* Requirement *
Scan the listing below for the string "JSON" and copy each line where it turns up.

* Data excerpts *
________
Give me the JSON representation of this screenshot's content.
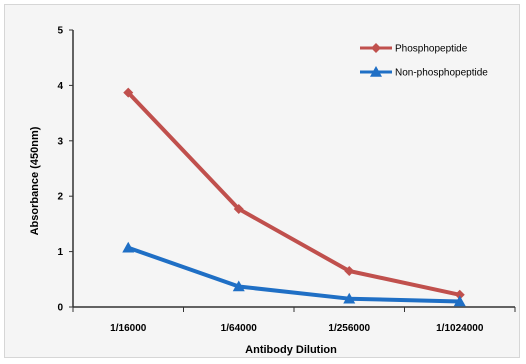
{
  "chart_data": {
    "type": "line",
    "categories": [
      "1/16000",
      "1/64000",
      "1/256000",
      "1/1024000"
    ],
    "series": [
      {
        "name": "Phosphopeptide",
        "values": [
          3.87,
          1.77,
          0.65,
          0.22
        ],
        "color": "#c0504d",
        "marker": "diamond"
      },
      {
        "name": "Non-phosphopeptide",
        "values": [
          1.07,
          0.37,
          0.15,
          0.1
        ],
        "color": "#1f6fc5",
        "marker": "triangle"
      }
    ],
    "title": "",
    "xlabel": "Antibody Dilution",
    "ylabel": "Absorbance (450nm)",
    "ylim": [
      0,
      5
    ],
    "yticks": [
      "0",
      "1",
      "2",
      "3",
      "4",
      "5"
    ],
    "grid": false,
    "legend_position": "top-right"
  }
}
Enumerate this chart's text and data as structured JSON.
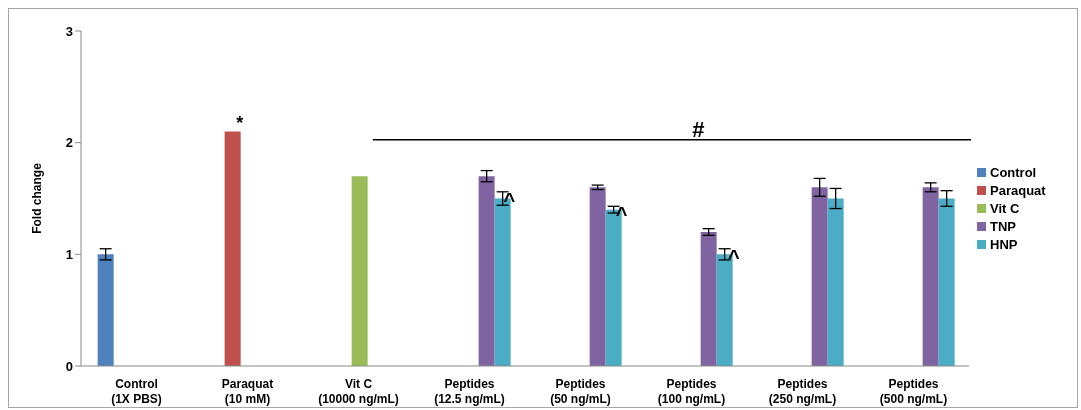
{
  "chart_data": {
    "type": "bar",
    "ylabel": "Fold change",
    "categories": [
      "Control\n(1X PBS)",
      "Paraquat\n(10 mM)",
      "Vit C\n(10000 ng/mL)",
      "Peptides\n(12.5 ng/mL)",
      "Peptides\n(50 ng/mL)",
      "Peptides\n(100 ng/mL)",
      "Peptides\n(250 ng/mL)",
      "Peptides\n(500 ng/mL)"
    ],
    "series": [
      {
        "name": "Control",
        "color": "#4f81bd",
        "values": [
          1.0,
          null,
          null,
          null,
          null,
          null,
          null,
          null
        ],
        "errors": [
          0.05,
          null,
          null,
          null,
          null,
          null,
          null,
          null
        ]
      },
      {
        "name": "Paraquat",
        "color": "#c0504d",
        "values": [
          null,
          2.1,
          null,
          null,
          null,
          null,
          null,
          null
        ],
        "errors": [
          null,
          0,
          null,
          null,
          null,
          null,
          null,
          null
        ]
      },
      {
        "name": "Vit C",
        "color": "#9bbb59",
        "values": [
          null,
          null,
          1.7,
          null,
          null,
          null,
          null,
          null
        ],
        "errors": [
          null,
          null,
          0,
          null,
          null,
          null,
          null,
          null
        ]
      },
      {
        "name": "TNP",
        "color": "#8064a2",
        "values": [
          null,
          null,
          null,
          1.7,
          1.6,
          1.2,
          1.6,
          1.6
        ],
        "errors": [
          null,
          null,
          null,
          0.05,
          0.02,
          0.03,
          0.08,
          0.04
        ]
      },
      {
        "name": "HNP",
        "color": "#4bacc6",
        "values": [
          null,
          null,
          null,
          1.5,
          1.4,
          1.0,
          1.5,
          1.5
        ],
        "errors": [
          null,
          null,
          null,
          0.06,
          0.03,
          0.05,
          0.09,
          0.07
        ]
      }
    ],
    "annotations": [
      "*",
      "#",
      "^",
      "^",
      "^"
    ],
    "ylim": [
      0,
      3
    ],
    "yticks": [
      0,
      1,
      2,
      3
    ],
    "grid": false,
    "legend": "right"
  }
}
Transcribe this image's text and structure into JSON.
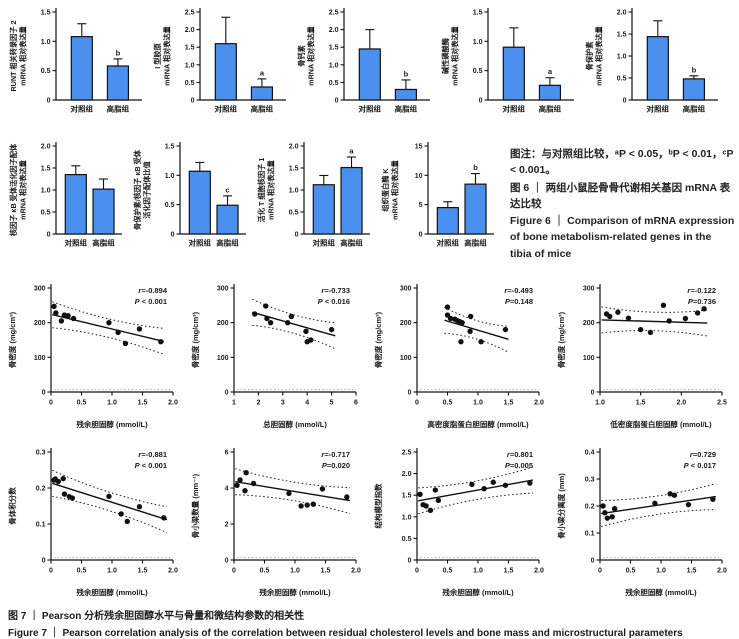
{
  "figure6": {
    "note": "图注：与对照组比较，ᵃP < 0.05，ᵇP < 0.01，ᶜP < 0.001。",
    "caption_zh": "图 6 ｜ 两组小鼠胫骨骨代谢相关基因 mRNA 表达比较",
    "caption_en": "Figure 6 ｜ Comparison of mRNA expression of bone metabolism-related genes in the tibia of mice"
  },
  "figure7": {
    "caption_zh": "图 7 ｜ Pearson 分析残余胆固醇水平与骨量和微结构参数的相关性",
    "caption_en": "Figure 7 ｜ Pearson correlation analysis of the correlation between residual cholesterol levels and bone mass and microstructural parameters"
  },
  "colors": {
    "bar_fill": "#4a90ee",
    "bar_stroke": "#111111",
    "text": "#1a1a1a",
    "line": "#111111"
  },
  "chart_data": [
    {
      "type": "bar",
      "figure": "图6",
      "ylabel_lines": [
        "RUNT 相关转录因子 2",
        "mRNA 相对表达量"
      ],
      "categories": [
        "对照组",
        "高脂组"
      ],
      "values": [
        1.08,
        0.58
      ],
      "errors": [
        0.22,
        0.12
      ],
      "sig": [
        "",
        "b"
      ],
      "ylim": [
        0,
        1.5
      ],
      "yticks": [
        "0",
        "0.5",
        "1.0",
        "1.5"
      ]
    },
    {
      "type": "bar",
      "figure": "图6",
      "ylabel_lines": [
        "I 型胶原",
        "mRNA 相对表达量"
      ],
      "categories": [
        "对照组",
        "高脂组"
      ],
      "values": [
        1.6,
        0.37
      ],
      "errors": [
        0.75,
        0.23
      ],
      "sig": [
        "",
        "a"
      ],
      "ylim": [
        0,
        2.5
      ],
      "yticks": [
        "0",
        "0.5",
        "1.0",
        "1.5",
        "2.0",
        "2.5"
      ]
    },
    {
      "type": "bar",
      "figure": "图6",
      "ylabel_lines": [
        "骨钙素",
        "mRNA 相对表达量"
      ],
      "categories": [
        "对照组",
        "高脂组"
      ],
      "values": [
        1.45,
        0.3
      ],
      "errors": [
        0.55,
        0.27
      ],
      "sig": [
        "",
        "b"
      ],
      "ylim": [
        0,
        2.5
      ],
      "yticks": [
        "0",
        "0.5",
        "1.0",
        "1.5",
        "2.0",
        "2.5"
      ]
    },
    {
      "type": "bar",
      "figure": "图6",
      "ylabel_lines": [
        "碱性磷酸酶",
        "mRNA 相对表达量"
      ],
      "categories": [
        "对照组",
        "高脂组"
      ],
      "values": [
        0.9,
        0.25
      ],
      "errors": [
        0.33,
        0.13
      ],
      "sig": [
        "",
        "a"
      ],
      "ylim": [
        0,
        1.5
      ],
      "yticks": [
        "0",
        "0.5",
        "1.0",
        "1.5"
      ]
    },
    {
      "type": "bar",
      "figure": "图6",
      "ylabel_lines": [
        "骨保护素",
        "mRNA 相对表达量"
      ],
      "categories": [
        "对照组",
        "高脂组"
      ],
      "values": [
        1.44,
        0.48
      ],
      "errors": [
        0.36,
        0.07
      ],
      "sig": [
        "",
        "b"
      ],
      "ylim": [
        0,
        2.0
      ],
      "yticks": [
        "0",
        "0.5",
        "1.0",
        "1.5",
        "2.0"
      ]
    },
    {
      "type": "bar",
      "figure": "图6",
      "ylabel_lines": [
        "核因子 κB 受体活化因子配体",
        "mRNA 相对表达量"
      ],
      "categories": [
        "对照组",
        "高脂组"
      ],
      "values": [
        1.35,
        1.02
      ],
      "errors": [
        0.2,
        0.23
      ],
      "sig": [
        "",
        ""
      ],
      "ylim": [
        0,
        2.0
      ],
      "yticks": [
        "0",
        "0.5",
        "1.0",
        "1.5",
        "2.0"
      ]
    },
    {
      "type": "bar",
      "figure": "图6",
      "ylabel_lines": [
        "骨保护素/核因子 κB 受体",
        "活化因子配体比值"
      ],
      "categories": [
        "对照组",
        "高脂组"
      ],
      "values": [
        1.07,
        0.49
      ],
      "errors": [
        0.15,
        0.16
      ],
      "sig": [
        "",
        "c"
      ],
      "ylim": [
        0,
        1.5
      ],
      "yticks": [
        "0",
        "0.5",
        "1.0",
        "1.5"
      ]
    },
    {
      "type": "bar",
      "figure": "图6",
      "ylabel_lines": [
        "活化 T 细胞核因子 1",
        "mRNA 相对表达量"
      ],
      "categories": [
        "对照组",
        "高脂组"
      ],
      "values": [
        1.12,
        1.51
      ],
      "errors": [
        0.21,
        0.24
      ],
      "sig": [
        "",
        "a"
      ],
      "ylim": [
        0,
        2.0
      ],
      "yticks": [
        "0",
        "0.5",
        "1.0",
        "1.5",
        "2.0"
      ]
    },
    {
      "type": "bar",
      "figure": "图6",
      "ylabel_lines": [
        "组织蛋白酶 K",
        "mRNA 相对表达量"
      ],
      "categories": [
        "对照组",
        "高脂组"
      ],
      "values": [
        4.5,
        8.5
      ],
      "errors": [
        1.0,
        1.8
      ],
      "sig": [
        "",
        "b"
      ],
      "ylim": [
        0,
        15
      ],
      "yticks": [
        "0",
        "5",
        "10",
        "15"
      ]
    },
    {
      "type": "scatter",
      "figure": "图7",
      "ylabel": "骨密度 (mg/cm³)",
      "xlabel": "残余胆固醇 (mmol/L)",
      "r_label": "r=-0.894",
      "p_label": "P < 0.001",
      "xlim": [
        0,
        2.0
      ],
      "ylim": [
        0,
        300
      ],
      "xticks": [
        "0",
        "0.5",
        "1.0",
        "1.5",
        "2.0"
      ],
      "yticks": [
        "0",
        "100",
        "200",
        "300"
      ],
      "points": [
        [
          0.05,
          247
        ],
        [
          0.08,
          228
        ],
        [
          0.17,
          205
        ],
        [
          0.22,
          222
        ],
        [
          0.28,
          220
        ],
        [
          0.37,
          212
        ],
        [
          0.95,
          200
        ],
        [
          1.1,
          172
        ],
        [
          1.22,
          140
        ],
        [
          1.45,
          182
        ],
        [
          1.8,
          145
        ]
      ],
      "line": {
        "x": [
          0.02,
          1.85
        ],
        "y": [
          223,
          146
        ]
      }
    },
    {
      "type": "scatter",
      "figure": "图7",
      "ylabel": "骨密度 (mg/cm³)",
      "xlabel": "总胆固醇 (mmol/L)",
      "r_label": "r=-0.733",
      "p_label": "P < 0.016",
      "xlim": [
        1,
        6
      ],
      "ylim": [
        0,
        300
      ],
      "xticks": [
        "1",
        "2",
        "3",
        "4",
        "5",
        "6"
      ],
      "yticks": [
        "0",
        "100",
        "200",
        "300"
      ],
      "points": [
        [
          1.85,
          225
        ],
        [
          2.3,
          248
        ],
        [
          2.35,
          212
        ],
        [
          2.5,
          200
        ],
        [
          3.2,
          200
        ],
        [
          3.35,
          218
        ],
        [
          3.95,
          175
        ],
        [
          4.0,
          145
        ],
        [
          4.15,
          150
        ],
        [
          5.0,
          180
        ]
      ],
      "line": {
        "x": [
          1.75,
          5.15
        ],
        "y": [
          230,
          162
        ]
      }
    },
    {
      "type": "scatter",
      "figure": "图7",
      "ylabel": "骨密度 (mg/cm³)",
      "xlabel": "高密度脂蛋白胆固醇 (mmol/L)",
      "r_label": "r=-0.493",
      "p_label": "P=0.148",
      "xlim": [
        0,
        2.0
      ],
      "ylim": [
        0,
        300
      ],
      "xticks": [
        "0",
        "0.5",
        "1.0",
        "1.5",
        "2.0"
      ],
      "yticks": [
        "0",
        "100",
        "200",
        "300"
      ],
      "points": [
        [
          0.5,
          245
        ],
        [
          0.5,
          222
        ],
        [
          0.55,
          212
        ],
        [
          0.62,
          210
        ],
        [
          0.66,
          206
        ],
        [
          0.7,
          203
        ],
        [
          0.74,
          200
        ],
        [
          0.88,
          218
        ],
        [
          0.87,
          175
        ],
        [
          0.72,
          145
        ],
        [
          1.05,
          145
        ],
        [
          1.45,
          180
        ]
      ],
      "line": {
        "x": [
          0.45,
          1.5
        ],
        "y": [
          207,
          152
        ]
      }
    },
    {
      "type": "scatter",
      "figure": "图7",
      "ylabel": "骨密度 (mg/cm³)",
      "xlabel": "低密度脂蛋白胆固醇 (mmol/L)",
      "r_label": "r=-0.122",
      "p_label": "P=0.736",
      "xlim": [
        1.0,
        2.5
      ],
      "ylim": [
        0,
        300
      ],
      "xticks": [
        "1.0",
        "1.5",
        "2.0",
        "2.5"
      ],
      "yticks": [
        "0",
        "100",
        "200",
        "300"
      ],
      "points": [
        [
          1.08,
          225
        ],
        [
          1.12,
          218
        ],
        [
          1.22,
          230
        ],
        [
          1.35,
          213
        ],
        [
          1.5,
          180
        ],
        [
          1.62,
          172
        ],
        [
          1.78,
          250
        ],
        [
          1.85,
          205
        ],
        [
          2.05,
          212
        ],
        [
          2.2,
          228
        ],
        [
          2.28,
          240
        ]
      ],
      "line": {
        "x": [
          1.02,
          2.32
        ],
        "y": [
          208,
          199
        ]
      }
    },
    {
      "type": "scatter",
      "figure": "图7",
      "ylabel": "骨体积分数",
      "xlabel": "残余胆固醇 (mmol/L)",
      "r_label": "r=-0.881",
      "p_label": "P < 0.001",
      "xlim": [
        0,
        2.0
      ],
      "ylim": [
        0,
        0.3
      ],
      "xticks": [
        "0",
        "0.5",
        "1.0",
        "1.5",
        "2.0"
      ],
      "yticks": [
        "0",
        "0.1",
        "0.2",
        "0.3"
      ],
      "points": [
        [
          0.05,
          0.222
        ],
        [
          0.07,
          0.225
        ],
        [
          0.12,
          0.218
        ],
        [
          0.2,
          0.226
        ],
        [
          0.22,
          0.183
        ],
        [
          0.3,
          0.176
        ],
        [
          0.35,
          0.172
        ],
        [
          0.95,
          0.177
        ],
        [
          1.15,
          0.128
        ],
        [
          1.25,
          0.107
        ],
        [
          1.45,
          0.148
        ],
        [
          1.85,
          0.117
        ]
      ],
      "line": {
        "x": [
          0.02,
          1.9
        ],
        "y": [
          0.213,
          0.112
        ]
      }
    },
    {
      "type": "scatter",
      "figure": "图7",
      "ylabel": "骨小梁数量 (mm⁻¹)",
      "xlabel": "残余胆固醇 (mmol/L)",
      "r_label": "r=-0.717",
      "p_label": "P=0.020",
      "xlim": [
        0,
        2.0
      ],
      "ylim": [
        0,
        6
      ],
      "xticks": [
        "0",
        "0.5",
        "1.0",
        "1.5",
        "2.0"
      ],
      "yticks": [
        "0",
        "2",
        "4",
        "6"
      ],
      "points": [
        [
          0.05,
          4.15
        ],
        [
          0.1,
          4.45
        ],
        [
          0.2,
          4.85
        ],
        [
          0.18,
          3.85
        ],
        [
          0.32,
          4.25
        ],
        [
          0.9,
          3.7
        ],
        [
          1.1,
          3.0
        ],
        [
          1.2,
          3.05
        ],
        [
          1.3,
          3.1
        ],
        [
          1.45,
          3.95
        ],
        [
          1.85,
          3.5
        ]
      ],
      "line": {
        "x": [
          0.02,
          1.9
        ],
        "y": [
          4.35,
          3.3
        ]
      }
    },
    {
      "type": "scatter",
      "figure": "图7",
      "ylabel": "结构模型指数",
      "xlabel": "残余胆固醇 (mmol/L)",
      "r_label": "r=0.801",
      "p_label": "P=0.005",
      "xlim": [
        0,
        2.0
      ],
      "ylim": [
        0,
        2.5
      ],
      "xticks": [
        "0",
        "0.5",
        "1.0",
        "1.5",
        "2.0"
      ],
      "yticks": [
        "0",
        "0.5",
        "1.0",
        "1.5",
        "2.0",
        "2.5"
      ],
      "points": [
        [
          0.05,
          1.52
        ],
        [
          0.1,
          1.28
        ],
        [
          0.15,
          1.25
        ],
        [
          0.22,
          1.15
        ],
        [
          0.3,
          1.62
        ],
        [
          0.35,
          1.38
        ],
        [
          0.9,
          1.75
        ],
        [
          1.1,
          1.65
        ],
        [
          1.25,
          1.8
        ],
        [
          1.45,
          1.73
        ],
        [
          1.85,
          1.78
        ]
      ],
      "line": {
        "x": [
          0.02,
          1.9
        ],
        "y": [
          1.37,
          1.85
        ]
      }
    },
    {
      "type": "scatter",
      "figure": "图7",
      "ylabel": "骨小梁分离度 (mm)",
      "xlabel": "残余胆固醇 (mmol/L)",
      "r_label": "r=0.729",
      "p_label": "P < 0.017",
      "xlim": [
        0,
        2.0
      ],
      "ylim": [
        0,
        0.4
      ],
      "xticks": [
        "0",
        "0.5",
        "1.0",
        "1.5",
        "2.0"
      ],
      "yticks": [
        "0",
        "0.1",
        "0.2",
        "0.3",
        "0.4"
      ],
      "points": [
        [
          0.05,
          0.2
        ],
        [
          0.08,
          0.175
        ],
        [
          0.12,
          0.155
        ],
        [
          0.2,
          0.16
        ],
        [
          0.24,
          0.19
        ],
        [
          0.9,
          0.21
        ],
        [
          1.15,
          0.245
        ],
        [
          1.22,
          0.24
        ],
        [
          1.45,
          0.205
        ],
        [
          1.85,
          0.225
        ]
      ],
      "line": {
        "x": [
          0.02,
          1.9
        ],
        "y": [
          0.172,
          0.235
        ]
      }
    }
  ]
}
________
* The answer *
Give me the JSON representation of this screenshot's content.
Enumerate this chart's text and data as structured JSON.
Transcribe this image's text and structure into JSON.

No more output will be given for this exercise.